YOUR GOAL
Nothing but the records, transcribed verbatim and stripped of images, should appear in the answer.

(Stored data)
>>>
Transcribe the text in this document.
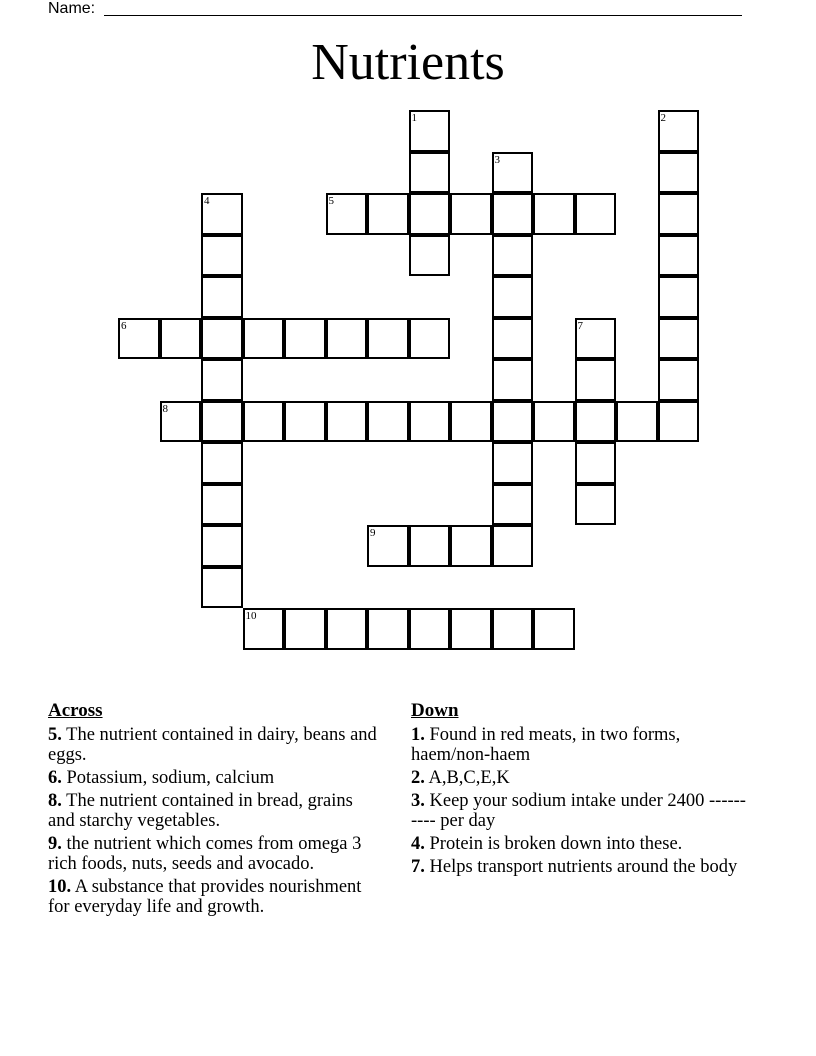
Name:
Nutrients
1	2
3
4	5
6	7
8
9
10
Across
5. The nutrient contained in dairy, beans and eggs.
6. Potassium, sodium, calcium
8. The nutrient contained in bread, grains and starchy vegetables.
9. the nutrient which comes from omega 3 rich foods, nuts, seeds and avocado.
10. A substance that provides nourishment for everyday life and growth.
Down
1. Found in red meats, in two forms, haem/non-haem
2. A,B,C,E,K
3. Keep your sodium intake under 2400 ---------- per day
4. Protein is broken down into these.
7. Helps transport nutrients around the body
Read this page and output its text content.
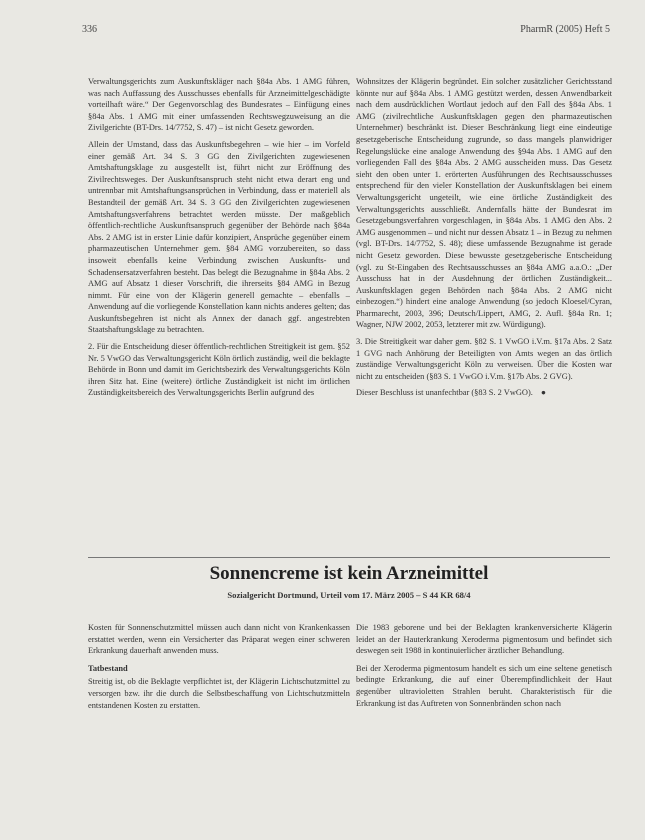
336	PharmR (2005) Heft 5

Verwaltungsgerichts zum Auskunftskläger nach §84a Abs. 1 AMG führen, was nach Auffassung des Ausschusses ebenfalls für Arzneimittelgeschädigte vorteilhaft wäre.“ Der Gegenvorschlag des Bundesrates – Einfügung eines §84a Abs. 1 AMG mit einer umfassenden Rechtswegzuweisung an die Zivilgerichte (BT-Drs. 14/7752, S. 47) – ist nicht Gesetz geworden.

Allein der Umstand, dass das Auskunftsbegehren – wie hier – im Vorfeld einer gemäß Art. 34 S. 3 GG den Zivilgerichten zugewiesenen Amtshaftungsklage zu ausgestellt ist, führt nicht zur Eröffnung des Zivilrechtsweges. Der Auskunftsanspruch steht nicht etwa derart eng und untrennbar mit Amtshaftungsansprüchen in Verbindung, dass er materiell als Bestandteil der gemäß Art. 34 S. 3 GG den Zivilgerichten zugewiesenen Amtshaftungsverfahrens betrachtet werden müsste. Der maßgeblich öffentlich-rechtliche Auskunftsanspruch gegenüber der Behörde nach §84a Abs. 2 AMG ist in erster Linie dafür konzipiert, Ansprüche gegenüber einem pharmazeutischen Unternehmer gem. §84 AMG vorzubereiten, so dass insoweit ebenfalls keine Verbindung zwischen Auskunfts- und Schadensersatzverfahren besteht. Das belegt die Bezugnahme in §84a Abs. 2 AMG auf Absatz 1 dieser Vorschrift, die ihrerseits §84 AMG in Bezug nimmt. Für eine von der Klägerin generell gemachte – ebenfalls – Anwendung auf die vorliegende Konstellation kann nichts anderes gelten; das Auskunftsbegehren ist nicht als Annex der danach ggf. angestrebten Staatshaftungsklage zu betrachten.

2. Für die Entscheidung dieser öffentlich-rechtlichen Streitigkeit ist gem. §52 Nr. 5 VwGO das Verwaltungsgericht Köln örtlich zuständig, weil die beklagte Behörde in Bonn und damit im Gerichtsbezirk des Verwaltungsgerichts Köln ihren Sitz hat. Eine (weitere) örtliche Zuständigkeit ist nicht im örtlichen Zuständigkeitsbereich des Verwaltungsgerichts Berlin aufgrund des

Wohnsitzes der Klägerin begründet. Ein solcher zusätzlicher Gerichtsstand könnte nur auf §84a Abs. 1 AMG gestützt werden, dessen Anwendbarkeit nach dem ausdrücklichen Wortlaut jedoch auf den Fall des §84a Abs. 1 AMG (zivilrechtliche Auskunftsklagen gegen den pharmazeutischen Unternehmer) beschränkt ist. Dieser Beschränkung liegt eine eindeutige gesetzgeberische Entscheidung zugrunde, so dass mangels planwidriger Regelungslücke eine analoge Anwendung des §94a Abs. 1 AMG auf den vorliegenden Fall des §84a Abs. 2 AMG ausscheiden muss. Das Gesetz sieht den oben unter 1. erörterten Ausführungen des Rechtsausschusses entsprechend für den vieler Konstellation der Auskunftsklagen bei einem Verwaltungsgericht ungeteilt, wie eine örtliche Zuständigkeit des Verwaltungsgerichts ausschließt. Andernfalls hätte der Bundesrat im Gesetzgebungsverfahren vorgeschlagen, in §84a Abs. 1 AMG den Abs. 2 AMG ausgenommen – und nicht nur dessen Absatz 1 – in Bezug zu nehmen (vgl. BT-Drs. 14/7752, S. 48); diese umfassende Bezugnahme ist gerade nicht Gesetz geworden. Diese bewusste gesetzgeberische Entscheidung (vgl. zu St-Eingaben des Rechtsausschusses an §84a AMG a.a.O.: „Der Ausschuss hat in der Ausdehnung der örtlichen Zuständigkeit... Auskunftsklagen gegen Behörden nach §84a Abs. 2 AMG nicht einbezogen.“) hindert eine analoge Anwendung (so jedoch Kloesel/Cyran, Pharmarecht, 2003, 396; Deutsch/Lippert, AMG, 2. Aufl. §84a Rn. 1; Wagner, NJW 2002, 2053, letzterer mit zw. Würdigung).

3. Die Streitigkeit war daher gem. §82 S. 1 VwGO i.V.m. §17a Abs. 2 Satz 1 GVG nach Anhörung der Beteiligten von Amts wegen an das örtlich zuständige Verwaltungsgericht Köln zu verweisen. Über die Kosten war nicht zu entscheiden (§83 S. 1 VwGO i.V.m. §17b Abs. 2 GVG).

Dieser Beschluss ist unanfechtbar (§83 S. 2 VwGO). ●

Sonnencreme ist kein Arzneimittel
Sozialgericht Dortmund, Urteil vom 17. März 2005 – S 44 KR 68/4

Kosten für Sonnenschutzmittel müssen auch dann nicht von Krankenkassen erstattet werden, wenn ein Versicherter das Präparat wegen einer schweren Erkrankung dauerhaft anwenden muss.

Tatbestand

Streitig ist, ob die Beklagte verpflichtet ist, der Klägerin Lichtschutzmittel zu versorgen bzw. ihr die durch die Selbstbeschaffung von Lichtschutzmitteln entstandenen Kosten zu erstatten.

Die 1983 geborene und bei der Beklagten krankenversicherte Klägerin leidet an der Hauterkrankung Xeroderma pigmentosum und befindet sich deswegen seit 1988 in kontinuierlicher ärztlicher Behandlung.

Bei der Xeroderma pigmentosum handelt es sich um eine seltene genetisch bedingte Erkrankung, die auf einer Überempfindlichkeit der Haut gegenüber ultravioletten Strahlen beruht. Charakteristisch für die Erkrankung ist das Auftreten von Sonnenbränden schon nach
<<<
ANSWER
Transcribe the text in this document.
Name:
Nutrients
1	2
3
4	5
6	7
8
9
10
Across
5. The nutrient contained in dairy, beans and eggs.
6. Potassium, sodium, calcium
8. The nutrient contained in bread, grains and starchy vegetables.
9. the nutrient which comes from omega 3 rich foods, nuts, seeds and avocado.
10. A substance that provides nourishment for everyday life and growth.
Down
1. Found in red meats, in two forms, haem/non-haem
2. A,B,C,E,K
3. Keep your sodium intake under 2400 ---------- per day
4. Protein is broken down into these.
7. Helps transport nutrients around the body
Read this page and output its text content.
336	PharmR (2005) Heft 5

Verwaltungsgerichts zum Auskunftskläger nach §84a Abs. 1 AMG führen, was nach Auffassung des Ausschusses ebenfalls für Arzneimittelgeschädigte vorteilhaft wäre.“ Der Gegenvorschlag des Bundesrates – Einfügung eines §84a Abs. 1 AMG mit einer umfassenden Rechtswegzuweisung an die Zivilgerichte (BT-Drs. 14/7752, S. 47) – ist nicht Gesetz geworden.

Allein der Umstand, dass das Auskunftsbegehren – wie hier – im Vorfeld einer gemäß Art. 34 S. 3 GG den Zivilgerichten zugewiesenen Amtshaftungsklage zu ausgestellt ist, führt nicht zur Eröffnung des Zivilrechtsweges. Der Auskunftsanspruch steht nicht etwa derart eng und untrennbar mit Amtshaftungsansprüchen in Verbindung, dass er materiell als Bestandteil der gemäß Art. 34 S. 3 GG den Zivilgerichten zugewiesenen Amtshaftungsverfahrens betrachtet werden müsste. Der maßgeblich öffentlich-rechtliche Auskunftsanspruch gegenüber der Behörde nach §84a Abs. 2 AMG ist in erster Linie dafür konzipiert, Ansprüche gegenüber einem pharmazeutischen Unternehmer gem. §84 AMG vorzubereiten, so dass insoweit ebenfalls keine Verbindung zwischen Auskunfts- und Schadensersatzverfahren besteht. Das belegt die Bezugnahme in §84a Abs. 2 AMG auf Absatz 1 dieser Vorschrift, die ihrerseits §84 AMG in Bezug nimmt. Für eine von der Klägerin generell gemachte – ebenfalls – Anwendung auf die vorliegende Konstellation kann nichts anderes gelten; das Auskunftsbegehren ist nicht als Annex der danach ggf. angestrebten Staatshaftungsklage zu betrachten.

2. Für die Entscheidung dieser öffentlich-rechtlichen Streitigkeit ist gem. §52 Nr. 5 VwGO das Verwaltungsgericht Köln örtlich zuständig, weil die beklagte Behörde in Bonn und damit im Gerichtsbezirk des Verwaltungsgerichts Köln ihren Sitz hat. Eine (weitere) örtliche Zuständigkeit ist nicht im örtlichen Zuständigkeitsbereich des Verwaltungsgerichts Berlin aufgrund des

Wohnsitzes der Klägerin begründet. Ein solcher zusätzlicher Gerichtsstand könnte nur auf §84a Abs. 1 AMG gestützt werden, dessen Anwendbarkeit nach dem ausdrücklichen Wortlaut jedoch auf den Fall des §84a Abs. 1 AMG (zivilrechtliche Auskunftsklagen gegen den pharmazeutischen Unternehmer) beschränkt ist. Dieser Beschränkung liegt eine eindeutige gesetzgeberische Entscheidung zugrunde, so dass mangels planwidriger Regelungslücke eine analoge Anwendung des §94a Abs. 1 AMG auf den vorliegenden Fall des §84a Abs. 2 AMG ausscheiden muss. Das Gesetz sieht den oben unter 1. erörterten Ausführungen des Rechtsausschusses entsprechend für den vieler Konstellation der Auskunftsklagen bei einem Verwaltungsgericht ungeteilt, wie eine örtliche Zuständigkeit des Verwaltungsgerichts ausschließt. Andernfalls hätte der Bundesrat im Gesetzgebungsverfahren vorgeschlagen, in §84a Abs. 1 AMG den Abs. 2 AMG ausgenommen – und nicht nur dessen Absatz 1 – in Bezug zu nehmen (vgl. BT-Drs. 14/7752, S. 48); diese umfassende Bezugnahme ist gerade nicht Gesetz geworden. Diese bewusste gesetzgeberische Entscheidung (vgl. zu St-Eingaben des Rechtsausschusses an §84a AMG a.a.O.: „Der Ausschuss hat in der Ausdehnung der örtlichen Zuständigkeit... Auskunftsklagen gegen Behörden nach §84a Abs. 2 AMG nicht einbezogen.“) hindert eine analoge Anwendung (so jedoch Kloesel/Cyran, Pharmarecht, 2003, 396; Deutsch/Lippert, AMG, 2. Aufl. §84a Rn. 1; Wagner, NJW 2002, 2053, letzterer mit zw. Würdigung).

3. Die Streitigkeit war daher gem. §82 S. 1 VwGO i.V.m. §17a Abs. 2 Satz 1 GVG nach Anhörung der Beteiligten von Amts wegen an das örtlich zuständige Verwaltungsgericht Köln zu verweisen. Über die Kosten war nicht zu entscheiden (§83 S. 1 VwGO i.V.m. §17b Abs. 2 GVG).

Dieser Beschluss ist unanfechtbar (§83 S. 2 VwGO). ●

Sonnencreme ist kein Arzneimittel
Sozialgericht Dortmund, Urteil vom 17. März 2005 – S 44 KR 68/4

Kosten für Sonnenschutzmittel müssen auch dann nicht von Krankenkassen erstattet werden, wenn ein Versicherter das Präparat wegen einer schweren Erkrankung dauerhaft anwenden muss.

Tatbestand

Streitig ist, ob die Beklagte verpflichtet ist, der Klägerin Lichtschutzmittel zu versorgen bzw. ihr die durch die Selbstbeschaffung von Lichtschutzmitteln entstandenen Kosten zu erstatten.

Die 1983 geborene und bei der Beklagten krankenversicherte Klägerin leidet an der Hauterkrankung Xeroderma pigmentosum und befindet sich deswegen seit 1988 in kontinuierlicher ärztlicher Behandlung.

Bei der Xeroderma pigmentosum handelt es sich um eine seltene genetisch bedingte Erkrankung, die auf einer Überempfindlichkeit der Haut gegenüber ultravioletten Strahlen beruht. Charakteristisch für die Erkrankung ist das Auftreten von Sonnenbränden schon nach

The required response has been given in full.